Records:
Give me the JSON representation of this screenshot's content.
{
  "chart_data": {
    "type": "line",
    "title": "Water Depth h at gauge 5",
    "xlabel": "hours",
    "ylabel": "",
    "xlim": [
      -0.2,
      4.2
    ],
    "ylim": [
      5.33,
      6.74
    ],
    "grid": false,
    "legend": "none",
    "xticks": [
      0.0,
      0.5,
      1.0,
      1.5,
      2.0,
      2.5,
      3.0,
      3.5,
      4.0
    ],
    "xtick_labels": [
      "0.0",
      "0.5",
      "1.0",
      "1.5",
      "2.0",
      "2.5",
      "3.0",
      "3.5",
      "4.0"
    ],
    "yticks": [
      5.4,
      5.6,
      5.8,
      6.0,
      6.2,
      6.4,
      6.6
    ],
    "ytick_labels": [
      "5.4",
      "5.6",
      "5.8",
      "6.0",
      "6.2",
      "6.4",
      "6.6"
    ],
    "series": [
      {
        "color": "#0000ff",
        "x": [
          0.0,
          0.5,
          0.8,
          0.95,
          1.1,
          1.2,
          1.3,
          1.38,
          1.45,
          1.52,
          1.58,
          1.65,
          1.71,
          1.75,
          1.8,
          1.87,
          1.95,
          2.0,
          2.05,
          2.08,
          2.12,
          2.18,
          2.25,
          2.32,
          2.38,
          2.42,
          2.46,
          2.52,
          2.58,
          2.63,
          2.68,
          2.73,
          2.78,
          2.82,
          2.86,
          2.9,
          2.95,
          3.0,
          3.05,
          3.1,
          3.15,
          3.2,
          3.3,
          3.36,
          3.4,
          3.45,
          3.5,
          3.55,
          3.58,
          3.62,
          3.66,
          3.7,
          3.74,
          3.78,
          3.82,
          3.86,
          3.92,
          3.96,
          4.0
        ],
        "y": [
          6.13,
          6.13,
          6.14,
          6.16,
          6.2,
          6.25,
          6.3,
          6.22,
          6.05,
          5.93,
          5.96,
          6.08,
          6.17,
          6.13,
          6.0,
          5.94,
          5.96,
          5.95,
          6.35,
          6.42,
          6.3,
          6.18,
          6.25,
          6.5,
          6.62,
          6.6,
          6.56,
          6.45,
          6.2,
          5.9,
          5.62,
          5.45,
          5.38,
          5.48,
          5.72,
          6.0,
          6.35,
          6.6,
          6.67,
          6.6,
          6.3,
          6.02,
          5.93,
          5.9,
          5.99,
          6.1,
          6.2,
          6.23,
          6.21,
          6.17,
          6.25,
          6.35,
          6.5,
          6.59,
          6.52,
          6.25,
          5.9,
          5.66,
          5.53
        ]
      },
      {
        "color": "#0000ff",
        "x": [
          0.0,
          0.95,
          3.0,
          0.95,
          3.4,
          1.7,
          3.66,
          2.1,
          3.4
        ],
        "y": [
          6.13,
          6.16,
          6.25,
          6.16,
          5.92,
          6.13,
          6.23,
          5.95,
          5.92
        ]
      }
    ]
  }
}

■ SHORT EXERCISE
Repeat the records above exactly, leaving none out.

■ RESPONSE TO THIS TASK
Give me the JSON representation of this screenshot's content.
{
  "chart_data": {
    "type": "line",
    "title": "Water Depth h at gauge 5",
    "xlabel": "hours",
    "ylabel": "",
    "xlim": [
      -0.2,
      4.2
    ],
    "ylim": [
      5.33,
      6.74
    ],
    "grid": false,
    "legend": "none",
    "xticks": [
      0.0,
      0.5,
      1.0,
      1.5,
      2.0,
      2.5,
      3.0,
      3.5,
      4.0
    ],
    "xtick_labels": [
      "0.0",
      "0.5",
      "1.0",
      "1.5",
      "2.0",
      "2.5",
      "3.0",
      "3.5",
      "4.0"
    ],
    "yticks": [
      5.4,
      5.6,
      5.8,
      6.0,
      6.2,
      6.4,
      6.6
    ],
    "ytick_labels": [
      "5.4",
      "5.6",
      "5.8",
      "6.0",
      "6.2",
      "6.4",
      "6.6"
    ],
    "series": [
      {
        "color": "#0000ff",
        "x": [
          0.0,
          0.5,
          0.8,
          0.95,
          1.1,
          1.2,
          1.3,
          1.38,
          1.45,
          1.52,
          1.58,
          1.65,
          1.71,
          1.75,
          1.8,
          1.87,
          1.95,
          2.0,
          2.05,
          2.08,
          2.12,
          2.18,
          2.25,
          2.32,
          2.38,
          2.42,
          2.46,
          2.52,
          2.58,
          2.63,
          2.68,
          2.73,
          2.78,
          2.82,
          2.86,
          2.9,
          2.95,
          3.0,
          3.05,
          3.1,
          3.15,
          3.2,
          3.3,
          3.36,
          3.4,
          3.45,
          3.5,
          3.55,
          3.58,
          3.62,
          3.66,
          3.7,
          3.74,
          3.78,
          3.82,
          3.86,
          3.92,
          3.96,
          4.0
        ],
        "y": [
          6.13,
          6.13,
          6.14,
          6.16,
          6.2,
          6.25,
          6.3,
          6.22,
          6.05,
          5.93,
          5.96,
          6.08,
          6.17,
          6.13,
          6.0,
          5.94,
          5.96,
          5.95,
          6.35,
          6.42,
          6.3,
          6.18,
          6.25,
          6.5,
          6.62,
          6.6,
          6.56,
          6.45,
          6.2,
          5.9,
          5.62,
          5.45,
          5.38,
          5.48,
          5.72,
          6.0,
          6.35,
          6.6,
          6.67,
          6.6,
          6.3,
          6.02,
          5.93,
          5.9,
          5.99,
          6.1,
          6.2,
          6.23,
          6.21,
          6.17,
          6.25,
          6.35,
          6.5,
          6.59,
          6.52,
          6.25,
          5.9,
          5.66,
          5.53
        ]
      },
      {
        "color": "#0000ff",
        "x": [
          0.0,
          0.95,
          3.0,
          0.95,
          3.4,
          1.7,
          3.66,
          2.1,
          3.4
        ],
        "y": [
          6.13,
          6.16,
          6.25,
          6.16,
          5.92,
          6.13,
          6.23,
          5.95,
          5.92
        ]
      }
    ]
  }
}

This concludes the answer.